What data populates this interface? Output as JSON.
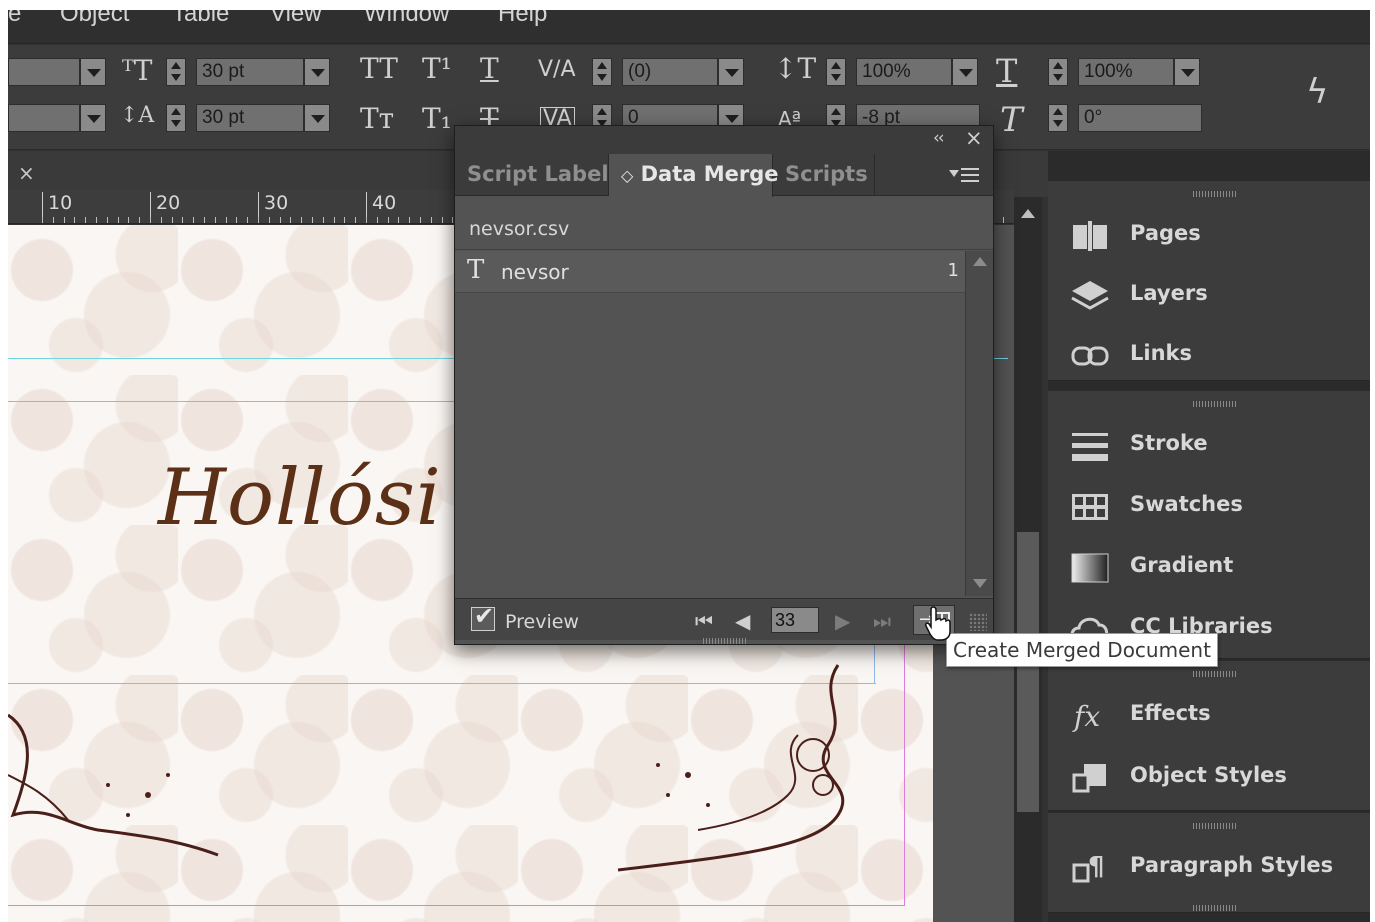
{
  "menu": {
    "items": [
      "e",
      "Object",
      "Table",
      "View",
      "Window",
      "Help"
    ]
  },
  "control_bar": {
    "font_size_value": "30 pt",
    "leading_value": "30 pt",
    "kerning_value": "(0)",
    "tracking_value": "0",
    "vertical_scale_value": "100%",
    "baseline_shift_value": "-8 pt",
    "horizontal_scale_value": "100%",
    "skew_value": "0°",
    "caps_label": "TT",
    "superscript_label": "T¹",
    "underline_label": "T",
    "small_caps_label": "Tт",
    "subscript_label": "T₁",
    "strike_label": "T",
    "kerning_icon": "V/A",
    "tracking_icon": "VA",
    "baseline_icon": "Aª"
  },
  "document": {
    "tab_close": "×",
    "ruler_labels": [
      "10",
      "20",
      "30",
      "40"
    ],
    "page_text": "Hollósi"
  },
  "data_merge_panel": {
    "tabs": [
      {
        "label": "Script Label",
        "active": false
      },
      {
        "label": "Data Merge",
        "active": true
      },
      {
        "label": "Scripts",
        "active": false
      }
    ],
    "active_tab_prefix": "◇",
    "source_file": "nevsor.csv",
    "fields": [
      {
        "icon": "T",
        "name": "nevsor",
        "count": "1"
      }
    ],
    "preview_label": "Preview",
    "preview_checked": true,
    "record_number": "33",
    "nav": {
      "first": "⏮",
      "prev": "◀",
      "next": "▶",
      "last": "⏭"
    },
    "collapse_glyph": "‹‹",
    "close_glyph": "×"
  },
  "tooltip": {
    "text": "Create Merged Document"
  },
  "dock": {
    "items": [
      {
        "label": "Pages",
        "icon": "pages-icon"
      },
      {
        "label": "Layers",
        "icon": "layers-icon"
      },
      {
        "label": "Links",
        "icon": "links-icon"
      },
      {
        "label": "Stroke",
        "icon": "stroke-icon"
      },
      {
        "label": "Swatches",
        "icon": "swatches-icon"
      },
      {
        "label": "Gradient",
        "icon": "gradient-icon"
      },
      {
        "label": "CC Libraries",
        "icon": "cc-libraries-icon"
      },
      {
        "label": "Effects",
        "icon": "effects-icon"
      },
      {
        "label": "Object Styles",
        "icon": "object-styles-icon"
      },
      {
        "label": "Paragraph Styles",
        "icon": "paragraph-styles-icon"
      }
    ]
  },
  "colors": {
    "ui_dark": "#323232",
    "panel": "#535353",
    "page_text": "#5b3016",
    "guide_cyan": "#6fd3e0",
    "guide_blue": "#8fb8e8",
    "guide_magenta": "#e07be0"
  }
}
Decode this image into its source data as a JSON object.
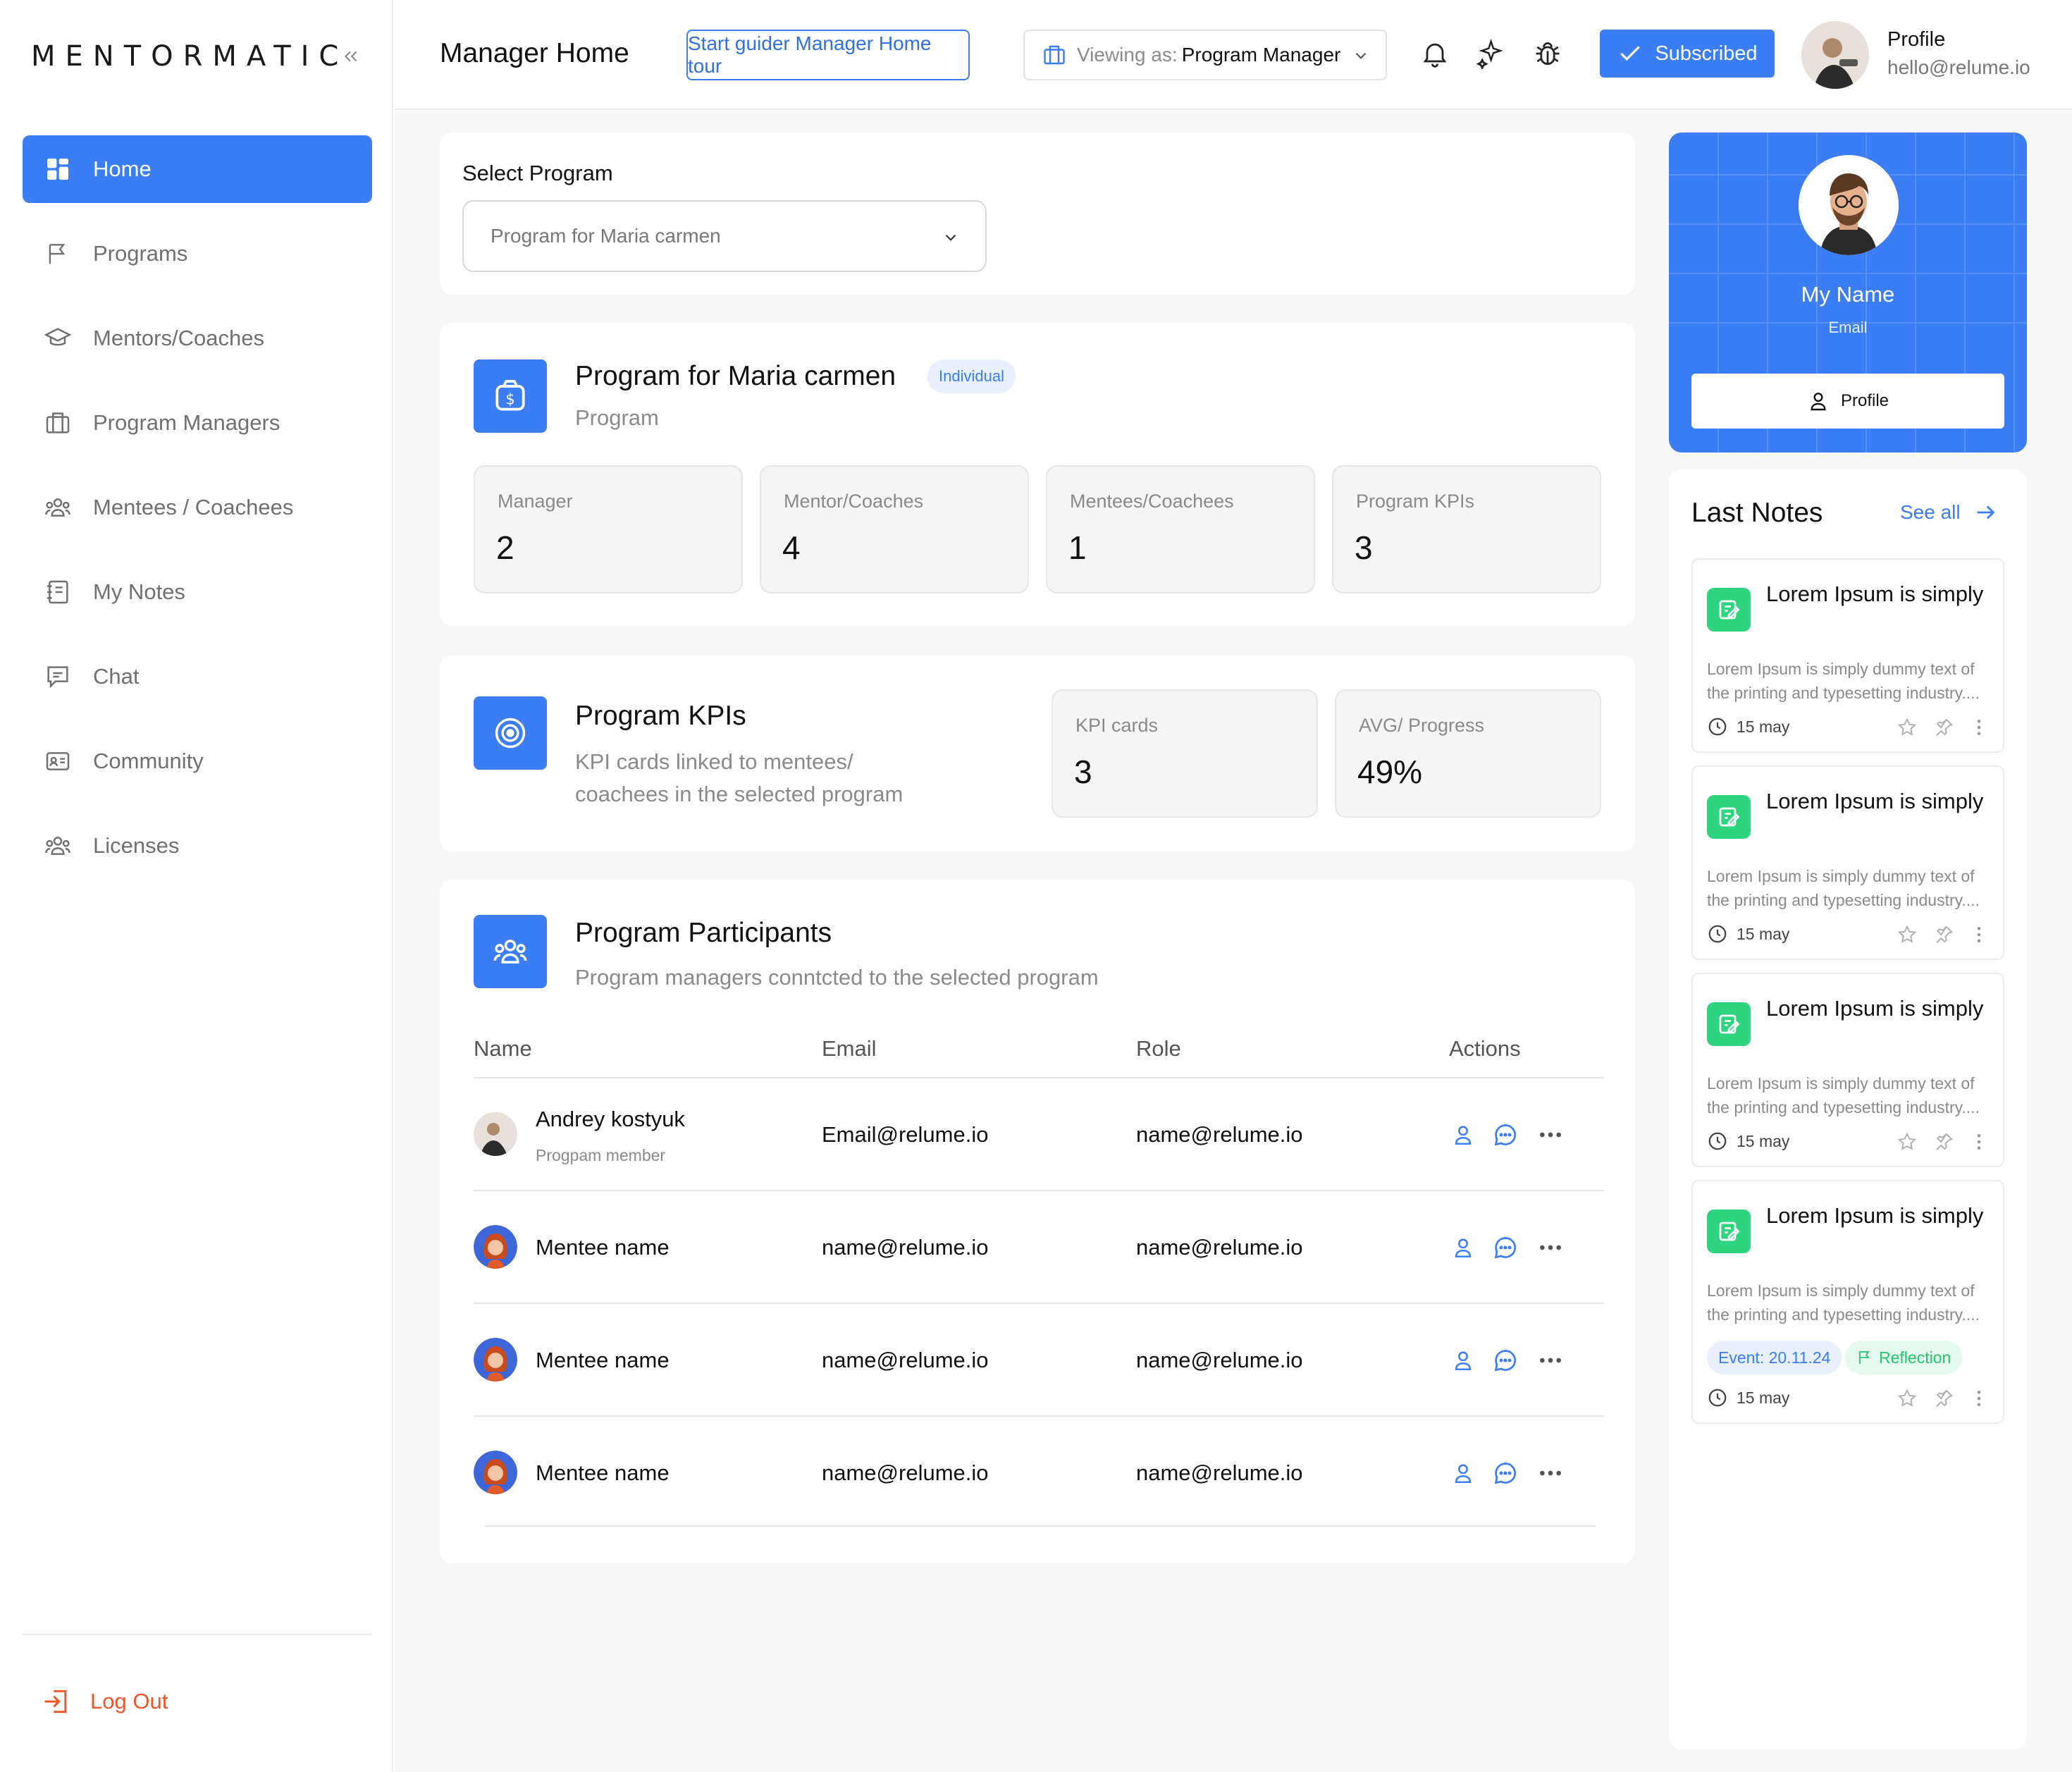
{
  "app": {
    "logo": "MENTORMATIC"
  },
  "sidebar": {
    "items": [
      {
        "label": "Home",
        "icon": "grid-icon",
        "active": true
      },
      {
        "label": "Programs",
        "icon": "flag-icon"
      },
      {
        "label": "Mentors/Coaches",
        "icon": "graduation-cap-icon"
      },
      {
        "label": "Program Managers",
        "icon": "briefcase-icon"
      },
      {
        "label": "Mentees / Coachees",
        "icon": "users-icon"
      },
      {
        "label": "My Notes",
        "icon": "notebook-icon"
      },
      {
        "label": "Chat",
        "icon": "chat-icon"
      },
      {
        "label": "Community",
        "icon": "id-card-icon"
      },
      {
        "label": "Licenses",
        "icon": "users-icon"
      }
    ],
    "logout_label": "Log Out"
  },
  "header": {
    "title": "Manager Home",
    "tour_label": "Start guider Manager Home tour",
    "viewing_label": "Viewing as:",
    "viewing_value": "Program Manager",
    "subscribed_label": "Subscribed",
    "profile_name": "Profile",
    "profile_email": "hello@relume.io"
  },
  "select_program": {
    "label": "Select Program",
    "value": "Program for Maria carmen"
  },
  "program": {
    "title": "Program for Maria carmen",
    "badge": "Individual",
    "subtitle": "Program",
    "stats": [
      {
        "label": "Manager",
        "value": "2"
      },
      {
        "label": "Mentor/Coaches",
        "value": "4"
      },
      {
        "label": "Mentees/Coachees",
        "value": "1"
      },
      {
        "label": "Program KPIs",
        "value": "3"
      }
    ]
  },
  "kpis": {
    "title": "Program KPIs",
    "subtitle_line1": "KPI cards linked to mentees/",
    "subtitle_line2": "coachees in the selected program",
    "stats": [
      {
        "label": "KPI cards",
        "value": "3"
      },
      {
        "label": "AVG/ Progress",
        "value": "49%"
      }
    ]
  },
  "participants": {
    "title": "Program Participants",
    "subtitle": "Program managers conntcted to the selected program",
    "columns": [
      "Name",
      "Email",
      "Role",
      "Actions"
    ],
    "rows": [
      {
        "name": "Andrey kostyuk",
        "subname": "Progpam member",
        "email": "Email@relume.io",
        "role": "name@relume.io"
      },
      {
        "name": "Mentee name",
        "email": "name@relume.io",
        "role": "name@relume.io"
      },
      {
        "name": "Mentee name",
        "email": "name@relume.io",
        "role": "name@relume.io"
      },
      {
        "name": "Mentee name",
        "email": "name@relume.io",
        "role": "name@relume.io"
      }
    ]
  },
  "profile_card": {
    "name": "My Name",
    "email": "Email",
    "button_label": "Profile"
  },
  "notes": {
    "title": "Last Notes",
    "see_all": "See all",
    "items": [
      {
        "title": "Lorem Ipsum is simply",
        "body": "Lorem Ipsum is simply dummy text of the printing and typesetting industry....",
        "date": "15 may"
      },
      {
        "title": "Lorem Ipsum is simply",
        "body": "Lorem Ipsum is simply dummy text of the printing and typesetting industry....",
        "date": "15 may"
      },
      {
        "title": "Lorem Ipsum is simply",
        "body": "Lorem Ipsum is simply dummy text of the printing and typesetting industry....",
        "date": "15 may"
      },
      {
        "title": "Lorem Ipsum is simply",
        "body": "Lorem Ipsum is simply dummy text of the printing and typesetting industry....",
        "date": "15 may",
        "tag_event": "Event: 20.11.24",
        "tag_reflection": "Reflection"
      }
    ]
  },
  "colors": {
    "accent": "#3b7df5",
    "note_icon": "#2ed57f",
    "logout": "#f0552a"
  }
}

· · · · · · ·

== What is required ==
Copy each line of the preceding data that contains the string "this".

== Written response ==
What data populates this interface? Output as JSON.
Decode this image into its source data as a JSON object.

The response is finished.